** start Data to process **

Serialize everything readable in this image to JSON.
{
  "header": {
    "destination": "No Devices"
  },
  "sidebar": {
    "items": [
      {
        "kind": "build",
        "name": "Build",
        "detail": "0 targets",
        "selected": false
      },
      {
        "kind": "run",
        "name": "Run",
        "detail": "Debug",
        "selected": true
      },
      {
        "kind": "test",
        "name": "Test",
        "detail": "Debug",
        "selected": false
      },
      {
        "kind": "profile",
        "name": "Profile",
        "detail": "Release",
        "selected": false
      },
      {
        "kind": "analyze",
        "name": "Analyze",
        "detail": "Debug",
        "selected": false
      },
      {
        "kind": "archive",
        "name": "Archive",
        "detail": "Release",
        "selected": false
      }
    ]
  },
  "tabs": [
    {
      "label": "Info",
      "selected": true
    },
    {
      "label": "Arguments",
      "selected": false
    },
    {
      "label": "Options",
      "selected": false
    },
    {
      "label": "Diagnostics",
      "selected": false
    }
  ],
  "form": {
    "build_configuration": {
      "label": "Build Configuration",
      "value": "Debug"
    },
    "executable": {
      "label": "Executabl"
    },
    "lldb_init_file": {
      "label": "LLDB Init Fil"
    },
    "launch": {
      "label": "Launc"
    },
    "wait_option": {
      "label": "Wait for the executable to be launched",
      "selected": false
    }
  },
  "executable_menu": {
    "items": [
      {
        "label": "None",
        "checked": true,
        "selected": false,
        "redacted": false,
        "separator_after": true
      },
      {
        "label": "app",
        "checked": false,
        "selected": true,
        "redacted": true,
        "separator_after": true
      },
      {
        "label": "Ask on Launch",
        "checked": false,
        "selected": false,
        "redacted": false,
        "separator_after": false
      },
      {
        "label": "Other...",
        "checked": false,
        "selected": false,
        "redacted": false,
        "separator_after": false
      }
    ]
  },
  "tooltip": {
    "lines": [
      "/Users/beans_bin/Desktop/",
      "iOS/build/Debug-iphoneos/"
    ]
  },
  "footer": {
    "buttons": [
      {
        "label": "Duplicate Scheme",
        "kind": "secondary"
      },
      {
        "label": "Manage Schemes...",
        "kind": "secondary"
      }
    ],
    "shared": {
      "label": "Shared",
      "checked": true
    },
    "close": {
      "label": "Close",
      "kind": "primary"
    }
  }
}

** end Data to process **

Exercise description >> Find each line in the records holding the string "true" and show it.

Complete output >>
        "selected": true
      "selected": true
        "checked": true,
        "separator_after": true
        "selected": true,
        "redacted": true,
        "separator_after": true
      "checked": true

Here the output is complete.